Entries taken from a collection:
* * *

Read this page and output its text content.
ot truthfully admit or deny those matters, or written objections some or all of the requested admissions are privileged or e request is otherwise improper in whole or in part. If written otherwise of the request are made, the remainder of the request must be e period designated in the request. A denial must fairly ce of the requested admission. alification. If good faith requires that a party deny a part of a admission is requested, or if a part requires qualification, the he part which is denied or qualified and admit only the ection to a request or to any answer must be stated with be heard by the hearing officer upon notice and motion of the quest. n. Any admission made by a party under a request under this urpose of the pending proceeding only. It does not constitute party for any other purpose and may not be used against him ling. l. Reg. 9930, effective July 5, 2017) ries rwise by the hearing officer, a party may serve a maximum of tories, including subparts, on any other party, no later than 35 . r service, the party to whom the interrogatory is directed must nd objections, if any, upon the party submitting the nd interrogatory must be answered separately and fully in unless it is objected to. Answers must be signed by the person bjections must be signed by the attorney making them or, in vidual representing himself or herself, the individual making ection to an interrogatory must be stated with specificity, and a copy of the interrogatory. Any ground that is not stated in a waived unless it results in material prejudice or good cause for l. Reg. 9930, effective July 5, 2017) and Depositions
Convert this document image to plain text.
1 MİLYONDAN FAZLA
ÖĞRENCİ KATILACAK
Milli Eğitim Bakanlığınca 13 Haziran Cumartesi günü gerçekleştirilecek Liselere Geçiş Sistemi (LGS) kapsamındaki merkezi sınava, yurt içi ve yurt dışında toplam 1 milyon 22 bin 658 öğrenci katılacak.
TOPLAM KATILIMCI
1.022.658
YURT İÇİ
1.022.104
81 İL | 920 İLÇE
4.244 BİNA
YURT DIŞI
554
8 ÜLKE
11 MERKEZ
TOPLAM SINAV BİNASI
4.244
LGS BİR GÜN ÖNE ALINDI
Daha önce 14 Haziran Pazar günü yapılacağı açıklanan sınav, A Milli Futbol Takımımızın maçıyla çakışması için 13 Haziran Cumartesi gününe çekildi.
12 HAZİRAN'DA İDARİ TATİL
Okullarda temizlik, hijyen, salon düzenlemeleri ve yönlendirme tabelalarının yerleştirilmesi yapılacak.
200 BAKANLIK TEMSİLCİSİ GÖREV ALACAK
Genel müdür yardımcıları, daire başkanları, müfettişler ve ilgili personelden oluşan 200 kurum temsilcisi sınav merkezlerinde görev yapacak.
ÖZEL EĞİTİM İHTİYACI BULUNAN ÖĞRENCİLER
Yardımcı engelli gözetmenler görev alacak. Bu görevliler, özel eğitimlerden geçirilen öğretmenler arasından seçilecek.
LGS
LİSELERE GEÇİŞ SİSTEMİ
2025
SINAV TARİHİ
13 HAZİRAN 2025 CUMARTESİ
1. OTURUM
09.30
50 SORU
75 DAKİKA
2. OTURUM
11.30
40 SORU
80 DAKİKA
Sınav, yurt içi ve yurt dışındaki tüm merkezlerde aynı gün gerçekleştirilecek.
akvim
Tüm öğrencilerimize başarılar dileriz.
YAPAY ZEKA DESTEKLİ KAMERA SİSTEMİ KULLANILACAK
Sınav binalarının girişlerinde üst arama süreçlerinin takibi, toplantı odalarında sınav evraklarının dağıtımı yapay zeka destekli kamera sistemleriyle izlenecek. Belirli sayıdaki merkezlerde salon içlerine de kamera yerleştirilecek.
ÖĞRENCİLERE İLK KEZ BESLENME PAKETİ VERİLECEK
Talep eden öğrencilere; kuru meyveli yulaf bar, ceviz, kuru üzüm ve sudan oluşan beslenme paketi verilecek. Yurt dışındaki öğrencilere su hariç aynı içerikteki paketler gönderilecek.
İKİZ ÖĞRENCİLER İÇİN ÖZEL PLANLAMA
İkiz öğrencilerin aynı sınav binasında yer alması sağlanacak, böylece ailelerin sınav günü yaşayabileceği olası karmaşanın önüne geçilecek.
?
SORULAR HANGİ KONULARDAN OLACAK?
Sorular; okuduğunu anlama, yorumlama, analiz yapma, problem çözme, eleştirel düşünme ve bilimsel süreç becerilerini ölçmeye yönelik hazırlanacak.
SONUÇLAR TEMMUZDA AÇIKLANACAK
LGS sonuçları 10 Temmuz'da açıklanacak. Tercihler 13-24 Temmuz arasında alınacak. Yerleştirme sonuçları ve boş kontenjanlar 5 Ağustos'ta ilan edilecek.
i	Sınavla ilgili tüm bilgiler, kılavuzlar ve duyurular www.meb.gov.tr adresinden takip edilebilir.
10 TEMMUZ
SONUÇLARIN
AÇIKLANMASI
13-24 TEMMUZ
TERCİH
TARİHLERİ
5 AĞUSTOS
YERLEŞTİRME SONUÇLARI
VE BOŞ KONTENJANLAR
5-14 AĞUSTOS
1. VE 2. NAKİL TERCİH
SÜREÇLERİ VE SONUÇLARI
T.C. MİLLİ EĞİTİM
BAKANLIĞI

* * *

__PROBLEM TO WORK ON__.
Take the lines above and print them exactly.

__SOLUTION TO THE PROBLEM__.
Read this page and output its text content.
ot truthfully admit or deny those matters, or written objections some or all of the requested admissions are privileged or e request is otherwise improper in whole or in part. If written otherwise of the request are made, the remainder of the request must be e period designated in the request. A denial must fairly ce of the requested admission. alification. If good faith requires that a party deny a part of a admission is requested, or if a part requires qualification, the he part which is denied or qualified and admit only the ection to a request or to any answer must be stated with be heard by the hearing officer upon notice and motion of the quest. n. Any admission made by a party under a request under this urpose of the pending proceeding only. It does not constitute party for any other purpose and may not be used against him ling. l. Reg. 9930, effective July 5, 2017) ries rwise by the hearing officer, a party may serve a maximum of tories, including subparts, on any other party, no later than 35 . r service, the party to whom the interrogatory is directed must nd objections, if any, upon the party submitting the nd interrogatory must be answered separately and fully in unless it is objected to. Answers must be signed by the person bjections must be signed by the attorney making them or, in vidual representing himself or herself, the individual making ection to an interrogatory must be stated with specificity, and a copy of the interrogatory. Any ground that is not stated in a waived unless it results in material prejudice or good cause for l. Reg. 9930, effective July 5, 2017) and Depositions
Convert this document image to plain text.
1 MİLYONDAN FAZLA
ÖĞRENCİ KATILACAK
Milli Eğitim Bakanlığınca 13 Haziran Cumartesi günü gerçekleştirilecek Liselere Geçiş Sistemi (LGS) kapsamındaki merkezi sınava, yurt içi ve yurt dışında toplam 1 milyon 22 bin 658 öğrenci katılacak.
TOPLAM KATILIMCI
1.022.658
YURT İÇİ
1.022.104
81 İL | 920 İLÇE
4.244 BİNA
YURT DIŞI
554
8 ÜLKE
11 MERKEZ
TOPLAM SINAV BİNASI
4.244
LGS BİR GÜN ÖNE ALINDI
Daha önce 14 Haziran Pazar günü yapılacağı açıklanan sınav, A Milli Futbol Takımımızın maçıyla çakışması için 13 Haziran Cumartesi gününe çekildi.
12 HAZİRAN'DA İDARİ TATİL
Okullarda temizlik, hijyen, salon düzenlemeleri ve yönlendirme tabelalarının yerleştirilmesi yapılacak.
200 BAKANLIK TEMSİLCİSİ GÖREV ALACAK
Genel müdür yardımcıları, daire başkanları, müfettişler ve ilgili personelden oluşan 200 kurum temsilcisi sınav merkezlerinde görev yapacak.
ÖZEL EĞİTİM İHTİYACI BULUNAN ÖĞRENCİLER
Yardımcı engelli gözetmenler görev alacak. Bu görevliler, özel eğitimlerden geçirilen öğretmenler arasından seçilecek.
LGS
LİSELERE GEÇİŞ SİSTEMİ
2025
SINAV TARİHİ
13 HAZİRAN 2025 CUMARTESİ
1. OTURUM
09.30
50 SORU
75 DAKİKA
2. OTURUM
11.30
40 SORU
80 DAKİKA
Sınav, yurt içi ve yurt dışındaki tüm merkezlerde aynı gün gerçekleştirilecek.
akvim
Tüm öğrencilerimize başarılar dileriz.
YAPAY ZEKA DESTEKLİ KAMERA SİSTEMİ KULLANILACAK
Sınav binalarının girişlerinde üst arama süreçlerinin takibi, toplantı odalarında sınav evraklarının dağıtımı yapay zeka destekli kamera sistemleriyle izlenecek. Belirli sayıdaki merkezlerde salon içlerine de kamera yerleştirilecek.
ÖĞRENCİLERE İLK KEZ BESLENME PAKETİ VERİLECEK
Talep eden öğrencilere; kuru meyveli yulaf bar, ceviz, kuru üzüm ve sudan oluşan beslenme paketi verilecek. Yurt dışındaki öğrencilere su hariç aynı içerikteki paketler gönderilecek.
İKİZ ÖĞRENCİLER İÇİN ÖZEL PLANLAMA
İkiz öğrencilerin aynı sınav binasında yer alması sağlanacak, böylece ailelerin sınav günü yaşayabileceği olası karmaşanın önüne geçilecek.
?
SORULAR HANGİ KONULARDAN OLACAK?
Sorular; okuduğunu anlama, yorumlama, analiz yapma, problem çözme, eleştirel düşünme ve bilimsel süreç becerilerini ölçmeye yönelik hazırlanacak.
SONUÇLAR TEMMUZDA AÇIKLANACAK
LGS sonuçları 10 Temmuz'da açıklanacak. Tercihler 13-24 Temmuz arasında alınacak. Yerleştirme sonuçları ve boş kontenjanlar 5 Ağustos'ta ilan edilecek.
i	Sınavla ilgili tüm bilgiler, kılavuzlar ve duyurular www.meb.gov.tr adresinden takip edilebilir.
10 TEMMUZ
SONUÇLARIN
AÇIKLANMASI
13-24 TEMMUZ
TERCİH
TARİHLERİ
5 AĞUSTOS
YERLEŞTİRME SONUÇLARI
VE BOŞ KONTENJANLAR
5-14 AĞUSTOS
1. VE 2. NAKİL TERCİH
SÜREÇLERİ VE SONUÇLARI
T.C. MİLLİ EĞİTİM
BAKANLIĞI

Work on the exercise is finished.